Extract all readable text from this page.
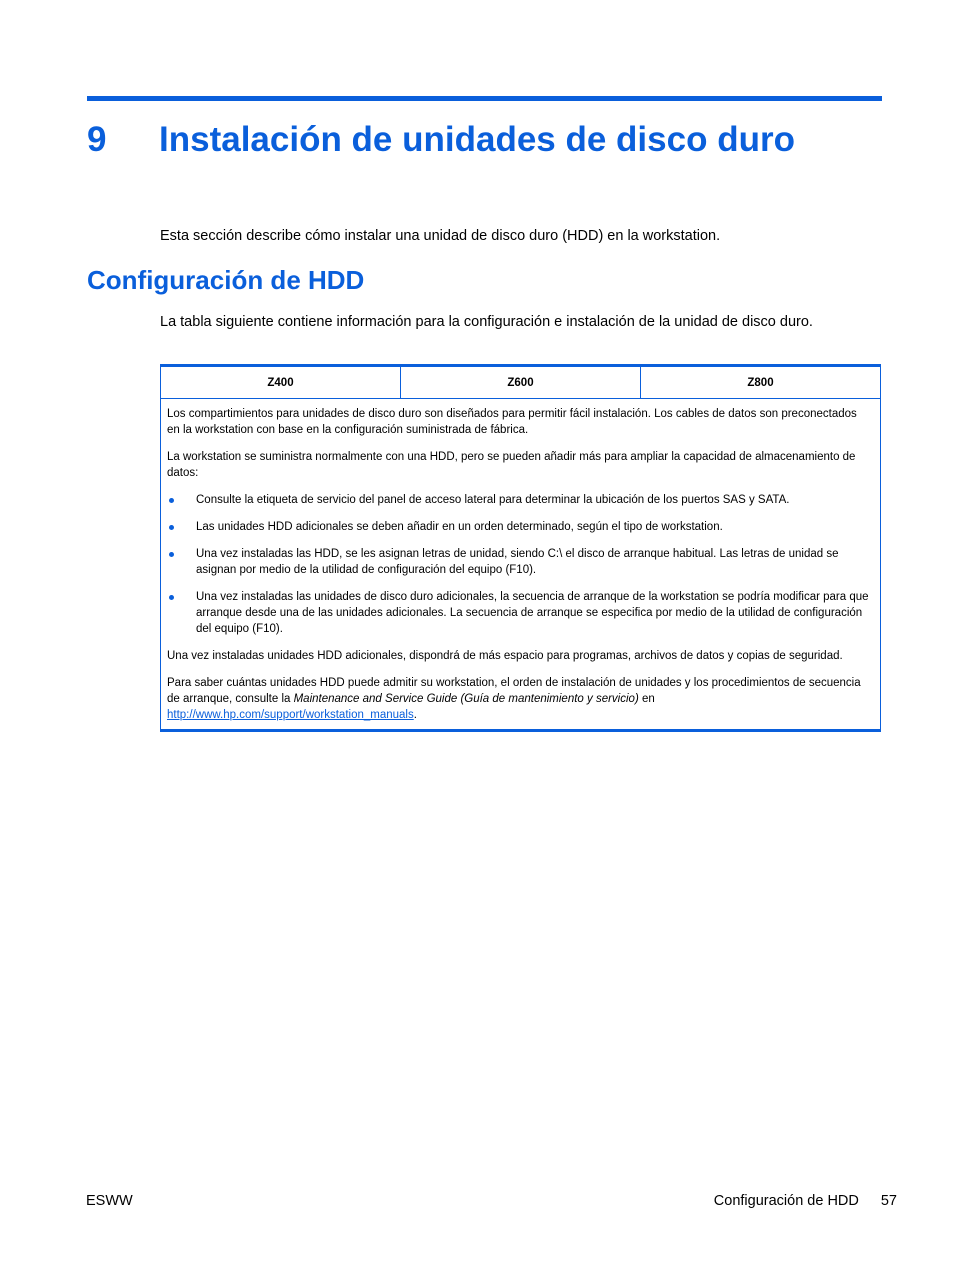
9 Instalación de unidades de disco duro

Esta sección describe cómo instalar una unidad de disco duro (HDD) en la workstation.

Configuración de HDD

La tabla siguiente contiene información para la configuración e instalación de la unidad de disco duro.

Z400	Z600	Z800

Los compartimientos para unidades de disco duro son diseñados para permitir fácil instalación. Los cables de datos son preconectados en la workstation con base en la configuración suministrada de fábrica.

La workstation se suministra normalmente con una HDD, pero se pueden añadir más para ampliar la capacidad de almacenamiento de datos:

Consulte la etiqueta de servicio del panel de acceso lateral para determinar la ubicación de los puertos SAS y SATA.
Las unidades HDD adicionales se deben añadir en un orden determinado, según el tipo de workstation.
Una vez instaladas las HDD, se les asignan letras de unidad, siendo C:\ el disco de arranque habitual. Las letras de unidad se asignan por medio de la utilidad de configuración del equipo (F10).
Una vez instaladas las unidades de disco duro adicionales, la secuencia de arranque de la workstation se podría modificar para que arranque desde una de las unidades adicionales. La secuencia de arranque se especifica por medio de la utilidad de configuración del equipo (F10).

Una vez instaladas unidades HDD adicionales, dispondrá de más espacio para programas, archivos de datos y copias de seguridad.

Para saber cuántas unidades HDD puede admitir su workstation, el orden de instalación de unidades y los procedimientos de secuencia de arranque, consulte la Maintenance and Service Guide (Guía de mantenimiento y servicio) en http://www.hp.com/support/workstation_manuals.

ESWW	Configuración de HDD 57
-=-=-
_Given task_. From the material above, copy each line that includes the word "añadir".

_Reply to the exercise_.
La workstation se suministra normalmente con una HDD, pero se pueden añadir más para ampliar la capacidad de almacenamiento de datos:
Las unidades HDD adicionales se deben añadir en un orden determinado, según el tipo de workstation.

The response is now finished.